Task goal:
Pull every line containing "Contacts" out of the material below.

Recorded information:
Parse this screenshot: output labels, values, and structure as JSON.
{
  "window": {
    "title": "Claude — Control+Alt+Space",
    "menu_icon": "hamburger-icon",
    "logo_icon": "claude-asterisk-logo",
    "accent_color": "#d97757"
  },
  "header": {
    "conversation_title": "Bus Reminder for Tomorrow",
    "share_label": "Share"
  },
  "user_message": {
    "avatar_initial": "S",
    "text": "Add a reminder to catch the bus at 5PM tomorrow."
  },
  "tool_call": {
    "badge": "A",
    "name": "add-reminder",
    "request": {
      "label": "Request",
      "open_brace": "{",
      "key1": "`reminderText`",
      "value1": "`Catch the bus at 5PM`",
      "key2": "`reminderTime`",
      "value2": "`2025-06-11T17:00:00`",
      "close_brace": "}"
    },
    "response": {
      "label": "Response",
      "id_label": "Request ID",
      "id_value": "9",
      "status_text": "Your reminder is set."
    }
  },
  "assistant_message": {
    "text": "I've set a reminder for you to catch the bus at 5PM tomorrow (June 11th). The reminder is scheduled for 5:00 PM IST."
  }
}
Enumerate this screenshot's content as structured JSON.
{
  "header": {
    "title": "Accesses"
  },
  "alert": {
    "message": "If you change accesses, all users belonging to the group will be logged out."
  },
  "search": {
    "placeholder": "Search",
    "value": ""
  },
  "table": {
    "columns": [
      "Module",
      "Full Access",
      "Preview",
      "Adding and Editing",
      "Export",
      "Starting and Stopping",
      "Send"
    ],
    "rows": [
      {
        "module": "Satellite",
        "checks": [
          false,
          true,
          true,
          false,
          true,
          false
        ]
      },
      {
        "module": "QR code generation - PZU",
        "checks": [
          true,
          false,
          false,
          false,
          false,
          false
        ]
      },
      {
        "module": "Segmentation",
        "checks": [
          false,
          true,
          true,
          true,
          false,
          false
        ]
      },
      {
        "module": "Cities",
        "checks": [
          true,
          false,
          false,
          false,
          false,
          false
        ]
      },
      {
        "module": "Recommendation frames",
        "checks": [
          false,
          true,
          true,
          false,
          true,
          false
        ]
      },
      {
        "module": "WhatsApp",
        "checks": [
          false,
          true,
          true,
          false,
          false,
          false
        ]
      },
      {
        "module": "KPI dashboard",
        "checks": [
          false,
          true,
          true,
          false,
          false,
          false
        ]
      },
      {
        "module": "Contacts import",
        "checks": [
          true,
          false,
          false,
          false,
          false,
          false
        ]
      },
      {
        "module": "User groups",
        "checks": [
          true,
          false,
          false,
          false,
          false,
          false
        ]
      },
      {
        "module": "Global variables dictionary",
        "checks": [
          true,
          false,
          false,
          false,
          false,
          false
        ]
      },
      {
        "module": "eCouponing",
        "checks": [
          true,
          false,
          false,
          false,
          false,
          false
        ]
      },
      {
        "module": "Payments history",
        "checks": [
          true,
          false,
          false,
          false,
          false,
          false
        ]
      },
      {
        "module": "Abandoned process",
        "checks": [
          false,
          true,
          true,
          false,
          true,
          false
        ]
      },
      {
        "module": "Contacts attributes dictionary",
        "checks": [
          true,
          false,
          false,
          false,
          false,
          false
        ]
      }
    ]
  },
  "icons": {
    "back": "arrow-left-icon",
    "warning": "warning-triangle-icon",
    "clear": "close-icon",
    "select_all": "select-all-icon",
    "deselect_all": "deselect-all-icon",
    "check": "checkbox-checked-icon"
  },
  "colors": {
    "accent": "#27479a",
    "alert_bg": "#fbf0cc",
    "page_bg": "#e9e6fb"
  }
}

Correct output:
        "module": "Contacts import",
        "module": "Contacts attributes dictionary",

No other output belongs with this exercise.